*WORK TO BE COMPLETED*
Where a line contains the word "possible", copy that line.

■ ■ ■ ■

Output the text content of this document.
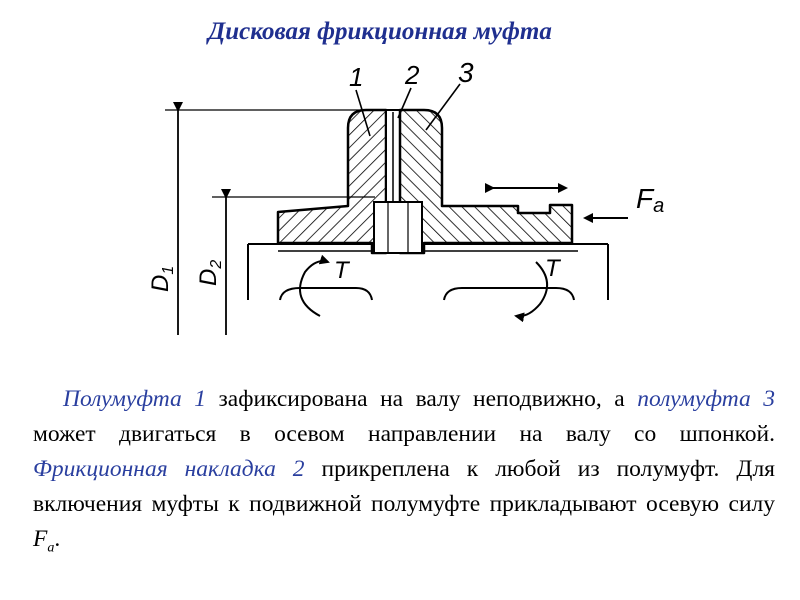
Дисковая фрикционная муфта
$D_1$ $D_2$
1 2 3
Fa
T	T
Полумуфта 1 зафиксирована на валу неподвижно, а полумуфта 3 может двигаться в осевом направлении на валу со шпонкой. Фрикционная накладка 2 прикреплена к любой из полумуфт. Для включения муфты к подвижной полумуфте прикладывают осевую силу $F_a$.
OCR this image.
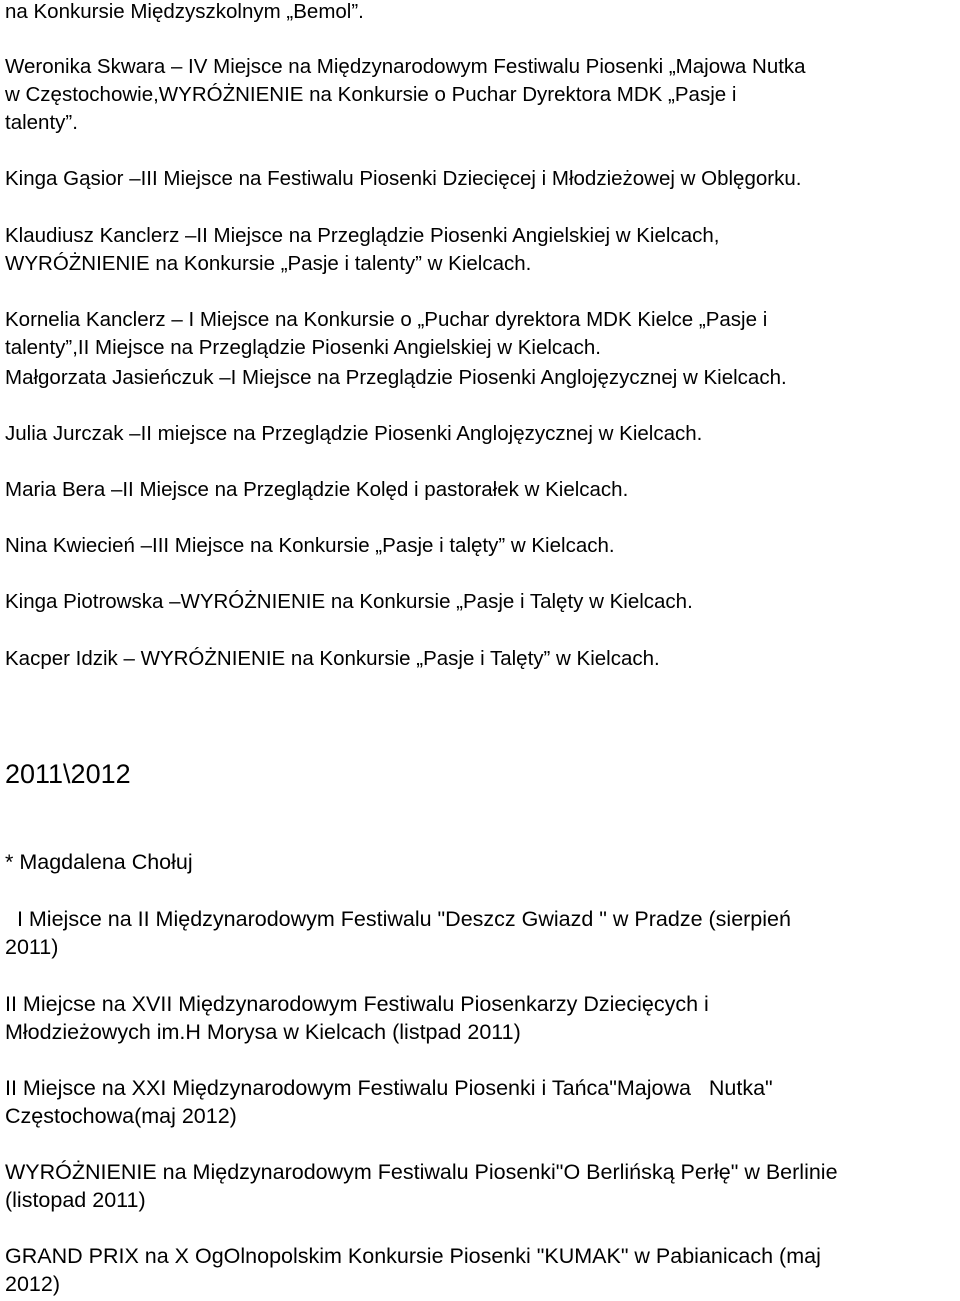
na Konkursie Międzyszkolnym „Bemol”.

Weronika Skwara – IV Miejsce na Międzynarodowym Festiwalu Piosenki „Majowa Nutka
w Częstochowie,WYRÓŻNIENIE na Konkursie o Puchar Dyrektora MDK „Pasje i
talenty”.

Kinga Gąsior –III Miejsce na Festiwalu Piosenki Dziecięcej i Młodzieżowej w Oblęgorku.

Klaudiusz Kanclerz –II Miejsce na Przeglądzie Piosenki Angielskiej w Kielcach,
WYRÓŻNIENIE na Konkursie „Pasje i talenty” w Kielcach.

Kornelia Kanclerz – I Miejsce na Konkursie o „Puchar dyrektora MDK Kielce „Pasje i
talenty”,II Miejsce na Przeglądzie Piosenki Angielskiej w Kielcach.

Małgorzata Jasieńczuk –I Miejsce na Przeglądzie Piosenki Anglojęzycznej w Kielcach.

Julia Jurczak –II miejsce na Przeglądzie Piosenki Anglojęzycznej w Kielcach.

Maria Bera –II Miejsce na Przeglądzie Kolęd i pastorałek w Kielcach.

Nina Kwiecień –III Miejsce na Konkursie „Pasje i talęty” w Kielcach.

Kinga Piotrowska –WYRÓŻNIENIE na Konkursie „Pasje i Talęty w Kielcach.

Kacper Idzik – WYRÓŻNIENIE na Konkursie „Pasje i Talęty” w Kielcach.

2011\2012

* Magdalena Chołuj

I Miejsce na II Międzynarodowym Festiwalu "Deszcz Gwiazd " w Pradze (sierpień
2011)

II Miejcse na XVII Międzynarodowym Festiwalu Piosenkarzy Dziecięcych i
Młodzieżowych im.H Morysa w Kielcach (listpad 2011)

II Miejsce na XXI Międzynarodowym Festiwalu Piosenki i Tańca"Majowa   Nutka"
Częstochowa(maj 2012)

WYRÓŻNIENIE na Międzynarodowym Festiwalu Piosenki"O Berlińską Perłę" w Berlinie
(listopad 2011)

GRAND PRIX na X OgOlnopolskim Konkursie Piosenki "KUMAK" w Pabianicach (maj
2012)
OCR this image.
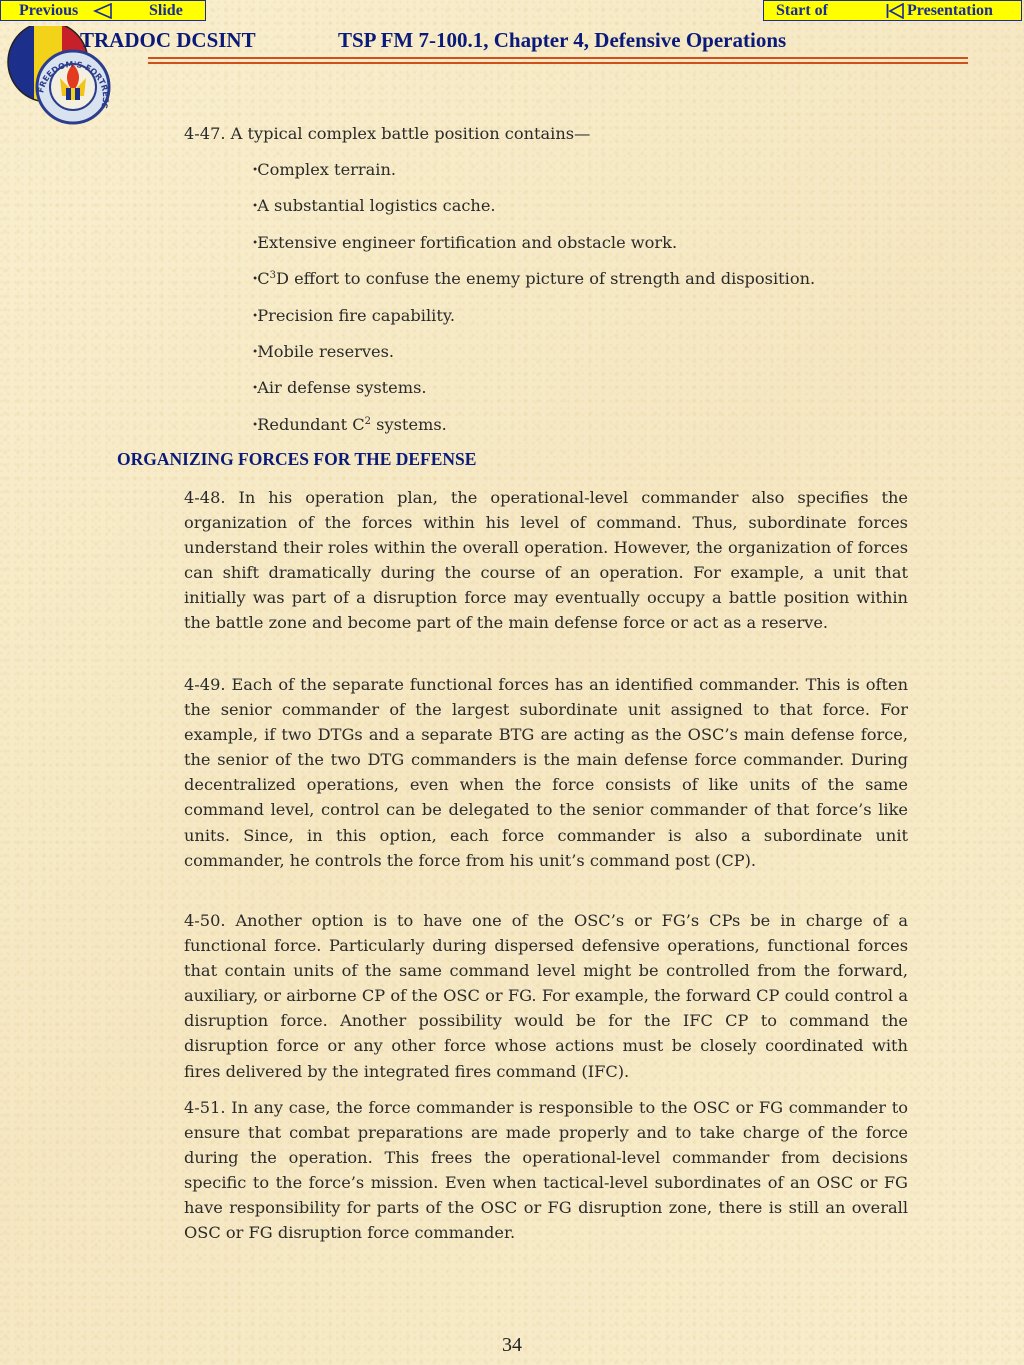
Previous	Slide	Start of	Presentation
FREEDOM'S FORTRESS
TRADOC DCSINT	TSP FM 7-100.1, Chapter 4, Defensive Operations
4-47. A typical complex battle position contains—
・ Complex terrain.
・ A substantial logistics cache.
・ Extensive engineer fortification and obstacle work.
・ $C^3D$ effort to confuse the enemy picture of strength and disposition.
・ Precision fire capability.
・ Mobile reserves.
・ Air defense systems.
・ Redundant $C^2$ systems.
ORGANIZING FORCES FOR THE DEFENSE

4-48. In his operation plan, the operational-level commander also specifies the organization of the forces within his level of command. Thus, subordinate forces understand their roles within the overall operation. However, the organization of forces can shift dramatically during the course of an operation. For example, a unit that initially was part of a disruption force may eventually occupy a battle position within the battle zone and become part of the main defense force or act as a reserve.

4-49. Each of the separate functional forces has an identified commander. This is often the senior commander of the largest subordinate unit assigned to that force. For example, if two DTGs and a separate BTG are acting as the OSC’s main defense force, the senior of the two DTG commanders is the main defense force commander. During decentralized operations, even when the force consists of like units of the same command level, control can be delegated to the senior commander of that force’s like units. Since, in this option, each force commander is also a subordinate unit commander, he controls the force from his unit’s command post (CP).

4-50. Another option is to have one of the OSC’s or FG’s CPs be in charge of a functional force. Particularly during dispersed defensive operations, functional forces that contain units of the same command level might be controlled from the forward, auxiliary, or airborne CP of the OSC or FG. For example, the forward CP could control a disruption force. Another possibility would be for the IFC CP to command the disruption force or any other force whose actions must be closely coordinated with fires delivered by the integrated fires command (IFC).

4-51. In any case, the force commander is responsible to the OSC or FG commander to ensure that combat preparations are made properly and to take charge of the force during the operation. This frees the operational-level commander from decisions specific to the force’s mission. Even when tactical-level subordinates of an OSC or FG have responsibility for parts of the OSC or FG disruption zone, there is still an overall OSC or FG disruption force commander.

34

■ ■ ■ ■

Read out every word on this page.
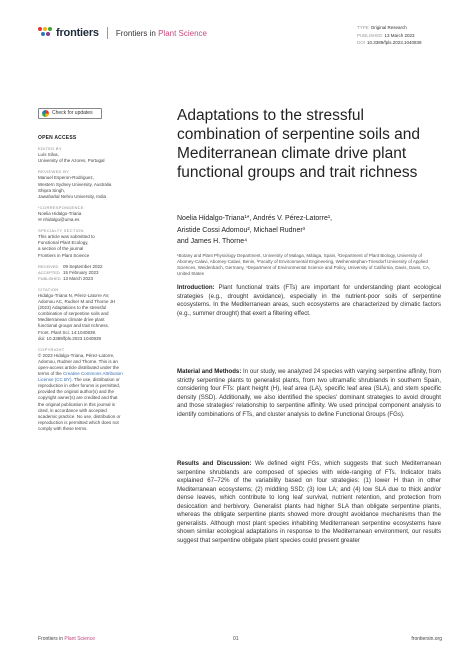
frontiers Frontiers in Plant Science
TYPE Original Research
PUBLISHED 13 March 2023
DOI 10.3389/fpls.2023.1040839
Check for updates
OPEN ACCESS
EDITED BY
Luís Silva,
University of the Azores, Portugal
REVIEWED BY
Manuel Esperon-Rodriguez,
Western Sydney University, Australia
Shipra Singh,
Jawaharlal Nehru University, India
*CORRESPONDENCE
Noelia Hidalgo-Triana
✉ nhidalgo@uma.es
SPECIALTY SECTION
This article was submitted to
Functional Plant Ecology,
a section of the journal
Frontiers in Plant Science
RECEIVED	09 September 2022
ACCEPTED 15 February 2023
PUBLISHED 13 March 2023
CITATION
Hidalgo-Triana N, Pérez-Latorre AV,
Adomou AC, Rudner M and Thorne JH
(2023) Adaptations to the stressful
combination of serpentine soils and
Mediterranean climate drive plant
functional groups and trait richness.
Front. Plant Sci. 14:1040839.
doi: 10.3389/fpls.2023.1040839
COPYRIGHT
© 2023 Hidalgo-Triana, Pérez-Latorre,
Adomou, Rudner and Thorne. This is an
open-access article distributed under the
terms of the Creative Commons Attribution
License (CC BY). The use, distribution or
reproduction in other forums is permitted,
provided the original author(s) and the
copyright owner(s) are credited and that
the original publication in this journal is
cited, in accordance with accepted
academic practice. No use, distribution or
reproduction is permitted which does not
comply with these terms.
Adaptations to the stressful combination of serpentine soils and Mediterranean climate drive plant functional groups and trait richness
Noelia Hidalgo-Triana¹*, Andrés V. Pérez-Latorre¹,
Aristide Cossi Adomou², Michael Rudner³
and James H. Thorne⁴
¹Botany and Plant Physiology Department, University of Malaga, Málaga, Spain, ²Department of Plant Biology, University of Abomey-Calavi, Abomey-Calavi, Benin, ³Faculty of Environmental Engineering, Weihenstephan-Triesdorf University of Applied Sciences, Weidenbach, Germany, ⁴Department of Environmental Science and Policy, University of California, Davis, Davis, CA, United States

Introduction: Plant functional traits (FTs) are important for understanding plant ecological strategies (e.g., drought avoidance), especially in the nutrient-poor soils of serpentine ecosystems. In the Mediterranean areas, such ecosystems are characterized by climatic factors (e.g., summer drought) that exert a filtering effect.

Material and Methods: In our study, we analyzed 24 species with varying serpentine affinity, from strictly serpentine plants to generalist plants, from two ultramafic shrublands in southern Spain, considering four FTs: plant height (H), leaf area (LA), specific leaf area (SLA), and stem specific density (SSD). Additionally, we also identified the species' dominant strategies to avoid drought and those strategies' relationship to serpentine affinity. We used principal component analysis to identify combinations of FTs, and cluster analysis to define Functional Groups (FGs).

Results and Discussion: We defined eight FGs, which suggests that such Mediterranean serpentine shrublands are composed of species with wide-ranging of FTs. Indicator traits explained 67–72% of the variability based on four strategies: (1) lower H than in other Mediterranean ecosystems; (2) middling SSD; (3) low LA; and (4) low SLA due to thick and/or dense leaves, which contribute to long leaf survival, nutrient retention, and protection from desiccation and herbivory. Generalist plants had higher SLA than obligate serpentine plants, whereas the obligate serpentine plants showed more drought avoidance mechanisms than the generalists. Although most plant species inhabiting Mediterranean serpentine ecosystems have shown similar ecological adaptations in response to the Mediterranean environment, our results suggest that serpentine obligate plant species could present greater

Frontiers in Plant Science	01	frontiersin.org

■ ■ ■ ■

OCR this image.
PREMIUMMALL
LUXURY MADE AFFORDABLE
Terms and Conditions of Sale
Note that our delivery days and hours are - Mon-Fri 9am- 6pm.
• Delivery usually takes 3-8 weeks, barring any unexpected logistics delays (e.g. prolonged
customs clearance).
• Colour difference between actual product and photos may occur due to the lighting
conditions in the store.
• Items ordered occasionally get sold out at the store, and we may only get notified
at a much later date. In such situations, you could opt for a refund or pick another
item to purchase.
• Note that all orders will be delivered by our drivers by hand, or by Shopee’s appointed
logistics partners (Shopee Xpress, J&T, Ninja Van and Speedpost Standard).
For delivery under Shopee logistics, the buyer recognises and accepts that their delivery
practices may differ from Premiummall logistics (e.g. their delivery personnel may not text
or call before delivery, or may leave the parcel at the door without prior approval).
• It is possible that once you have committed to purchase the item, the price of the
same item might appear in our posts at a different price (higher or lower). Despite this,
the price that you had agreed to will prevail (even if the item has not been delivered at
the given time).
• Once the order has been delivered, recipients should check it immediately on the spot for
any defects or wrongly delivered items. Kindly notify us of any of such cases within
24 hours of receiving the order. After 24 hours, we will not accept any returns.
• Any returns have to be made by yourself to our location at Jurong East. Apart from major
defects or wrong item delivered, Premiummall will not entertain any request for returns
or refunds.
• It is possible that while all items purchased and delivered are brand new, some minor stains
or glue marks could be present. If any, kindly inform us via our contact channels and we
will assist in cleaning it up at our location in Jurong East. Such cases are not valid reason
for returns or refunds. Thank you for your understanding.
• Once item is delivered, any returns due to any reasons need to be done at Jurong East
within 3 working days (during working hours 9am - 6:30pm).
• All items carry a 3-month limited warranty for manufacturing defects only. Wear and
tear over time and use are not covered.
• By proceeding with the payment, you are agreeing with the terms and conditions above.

■ ■ ■ ■

*TASK RESPONSE*
• It is possible that once you have committed to purchase the item, the price of the
• It is possible that while all items purchased and delivered are brand new, some minor stains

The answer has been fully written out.